4.8 L’investissement public doit avoir pour objectif de transférer de nouvelles techniques de production et de créer les conditions nécessaires à leur mise en place car la croissance des revenus et de la production en dépend. Pour réaliser des progrès, il faudra suivre deux axes: maintenir les gains de la révolution verte et pousser plus avant, là où le patrimoine naturel et les conditions socioéconomiques le permettent; et introduire de nouveaux systèmes permettant une intensification durable dans les régions moins dotées en ressources, où la productivité est moindre. Le savoir-faire et les moyens matériels de production doivent être assurés. Dans un cas comme dans l’autre, on s’attachera à améliorer l’efficacité de l’utilisation des facteurs de production limitants – qu’ils soient d’origine naturelle ou humaine. Chaque pays décidera de la répartition des nouveaux investissements entre régions à fort potentiel et régions à moindre potentiel, en fonction de l’efficacité relative de l’utilisation des facteurs de production dans des contextes différents, ainsi que de l’équilibre souhaité entre les gains de production et les progrès sociaux. Si l’agriculture est perçue comme un secteur moins intéressant pour les investissements, cela est dû à la persistance des distorsions au niveau des politiques et à la discrimination des préventions antiagricole. L’attrait relatif de l’agriculture peut être largement renforcé par l’adoption de mesures non discriminatoires et par la reconnaissance de son rôle de régulateur social dans des situations de croissance démographique rapide.

4.9 L’investissement privé continuera de prédominer pour les actifs immobilisés et l’équipement, la fourniture et la distribution des intrants industriels, la transformation, l’entreposage et le transport. Il doit intervenir de manière accrue dans d’autres domaines où les profits peuvent être privés, et où le secteur public doit donc poursuivre son retrait. En outre, si l’occasion et les moyens lui sont donnés, le secteur agricole est aussi tout à fait capable de répondre à de nouvelles possibilités, notamment de se tourner vers des produits à valeur plus élevée (fruits et légumes, viande et produits laitiers) ou d’offrir des services de transformation pour lesquels la demande augmente dans les économies en expansion et en voie d’urbanisation.

4.10 Des initiatives privées pourraient être prises dans les domaines suivants: secteurs spécifiques de la recherche agricole, vulgarisation pour ceux qui ont les moyens de payer, création, exploitation et entretien d’une part plus grande de l’infrastructure d’irrigation, services plus nombreux au niveau de l’exploitation, éléments d’infrastructure économique ou sociale dans les zones rurales, et financement rural. Des associations ou des communautés, plutôt que des personnes physiques ou des entreprises commerciales, peuvent prendre le relais des organismes publics. Les ONG peuvent également jouer un rôle important en aidant les individus et les communautés à s’organiser pour assumer leurs nouvelles responsabilités.
__________
Pour chacune des affirmations (a), (b) et (c), dites si elle concorde avec le texte sur l'investissement agricole : répondez par oui ou non et citez les mots décisifs du texte.
(a) L'investissement privé continuera de prédominer dans la transformation, l'entreposage et le transport.
(b) La répartition des nouveaux investissements entre régions relève d'une instance internationale.
(c) Seules des entreprises commerciales peuvent prendre le relais des organismes publics.
__________
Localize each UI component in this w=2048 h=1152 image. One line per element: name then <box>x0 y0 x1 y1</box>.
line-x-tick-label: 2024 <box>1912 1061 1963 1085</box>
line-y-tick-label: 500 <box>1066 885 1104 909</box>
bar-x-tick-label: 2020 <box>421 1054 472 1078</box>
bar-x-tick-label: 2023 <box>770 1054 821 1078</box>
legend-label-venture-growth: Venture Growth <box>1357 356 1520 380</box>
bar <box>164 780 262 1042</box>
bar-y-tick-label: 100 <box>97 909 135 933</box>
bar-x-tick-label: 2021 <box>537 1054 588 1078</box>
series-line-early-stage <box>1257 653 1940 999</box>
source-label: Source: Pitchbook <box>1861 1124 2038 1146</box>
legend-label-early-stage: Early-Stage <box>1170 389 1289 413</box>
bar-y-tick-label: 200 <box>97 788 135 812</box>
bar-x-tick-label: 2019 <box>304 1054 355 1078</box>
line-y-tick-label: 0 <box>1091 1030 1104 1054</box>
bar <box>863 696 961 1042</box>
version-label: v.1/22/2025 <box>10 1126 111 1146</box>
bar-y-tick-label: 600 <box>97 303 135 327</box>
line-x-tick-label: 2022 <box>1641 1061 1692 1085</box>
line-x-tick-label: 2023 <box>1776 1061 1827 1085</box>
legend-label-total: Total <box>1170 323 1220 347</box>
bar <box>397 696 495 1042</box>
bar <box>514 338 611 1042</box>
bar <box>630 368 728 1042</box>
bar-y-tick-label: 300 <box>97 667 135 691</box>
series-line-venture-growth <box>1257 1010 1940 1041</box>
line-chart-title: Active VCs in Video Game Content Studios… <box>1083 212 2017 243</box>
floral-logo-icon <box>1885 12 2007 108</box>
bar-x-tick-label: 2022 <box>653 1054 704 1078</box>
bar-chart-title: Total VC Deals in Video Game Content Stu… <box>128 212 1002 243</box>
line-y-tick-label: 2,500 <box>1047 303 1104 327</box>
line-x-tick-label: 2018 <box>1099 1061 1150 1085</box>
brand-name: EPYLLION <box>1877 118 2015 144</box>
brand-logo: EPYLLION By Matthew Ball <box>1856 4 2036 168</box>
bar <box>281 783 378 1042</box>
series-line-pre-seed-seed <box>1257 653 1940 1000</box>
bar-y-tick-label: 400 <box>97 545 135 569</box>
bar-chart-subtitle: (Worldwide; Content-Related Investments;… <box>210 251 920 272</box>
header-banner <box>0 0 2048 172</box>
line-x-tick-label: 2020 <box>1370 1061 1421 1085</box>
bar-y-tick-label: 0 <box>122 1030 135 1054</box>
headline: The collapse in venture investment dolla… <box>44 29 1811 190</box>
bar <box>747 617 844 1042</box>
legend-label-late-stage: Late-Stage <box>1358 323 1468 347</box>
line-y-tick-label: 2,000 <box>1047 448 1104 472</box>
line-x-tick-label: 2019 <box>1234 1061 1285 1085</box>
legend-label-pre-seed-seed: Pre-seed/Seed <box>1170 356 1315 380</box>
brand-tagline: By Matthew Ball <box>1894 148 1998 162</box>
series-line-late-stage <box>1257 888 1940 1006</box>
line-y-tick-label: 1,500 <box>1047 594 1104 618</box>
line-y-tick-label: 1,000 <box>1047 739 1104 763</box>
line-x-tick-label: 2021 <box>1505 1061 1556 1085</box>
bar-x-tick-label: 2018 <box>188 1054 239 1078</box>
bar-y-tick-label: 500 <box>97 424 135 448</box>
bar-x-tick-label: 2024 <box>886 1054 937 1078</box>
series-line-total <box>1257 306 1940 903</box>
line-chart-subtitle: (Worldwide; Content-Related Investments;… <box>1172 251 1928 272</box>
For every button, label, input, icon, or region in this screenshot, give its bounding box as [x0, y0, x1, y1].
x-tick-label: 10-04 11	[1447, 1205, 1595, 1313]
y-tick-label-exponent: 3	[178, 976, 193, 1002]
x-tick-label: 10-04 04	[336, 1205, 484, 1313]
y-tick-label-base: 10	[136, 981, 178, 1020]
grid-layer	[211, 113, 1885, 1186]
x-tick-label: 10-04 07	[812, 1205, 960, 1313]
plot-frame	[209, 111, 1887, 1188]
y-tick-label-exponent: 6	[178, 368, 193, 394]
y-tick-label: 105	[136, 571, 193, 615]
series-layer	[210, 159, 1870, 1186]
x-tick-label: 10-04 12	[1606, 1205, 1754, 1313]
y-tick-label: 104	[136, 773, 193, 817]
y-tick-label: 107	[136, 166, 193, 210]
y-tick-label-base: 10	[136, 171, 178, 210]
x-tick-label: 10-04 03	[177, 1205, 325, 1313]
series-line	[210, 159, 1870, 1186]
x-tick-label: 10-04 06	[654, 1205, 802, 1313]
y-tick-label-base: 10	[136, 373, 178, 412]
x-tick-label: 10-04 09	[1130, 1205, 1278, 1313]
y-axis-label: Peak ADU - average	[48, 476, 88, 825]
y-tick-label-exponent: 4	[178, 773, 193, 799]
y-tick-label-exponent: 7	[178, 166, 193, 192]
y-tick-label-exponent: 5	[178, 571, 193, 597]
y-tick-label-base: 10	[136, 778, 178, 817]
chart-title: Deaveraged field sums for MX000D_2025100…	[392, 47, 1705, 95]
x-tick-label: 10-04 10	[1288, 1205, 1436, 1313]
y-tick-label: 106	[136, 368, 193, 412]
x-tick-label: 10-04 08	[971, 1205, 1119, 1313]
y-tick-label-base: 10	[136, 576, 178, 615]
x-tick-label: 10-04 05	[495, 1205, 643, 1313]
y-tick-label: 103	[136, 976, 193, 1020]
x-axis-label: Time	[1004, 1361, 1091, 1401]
__________
## [CORRIGÉ]
(a) Oui : « L’investissement privé continuera de prédominer pour les actifs immobilisés et l’équipement, la fourniture et la distribution des intrants industriels, la transformation, l’entreposage et le transport. »
(b) Non : « Chaque pays décidera de la répartition des nouveaux investissements entre régions à fort potentiel et régions à moindre potentiel »
(c) Non : « Des associations ou des communautés, plutôt que des personnes physiques ou des entreprises commerciales, peuvent prendre le relais des organismes publics. »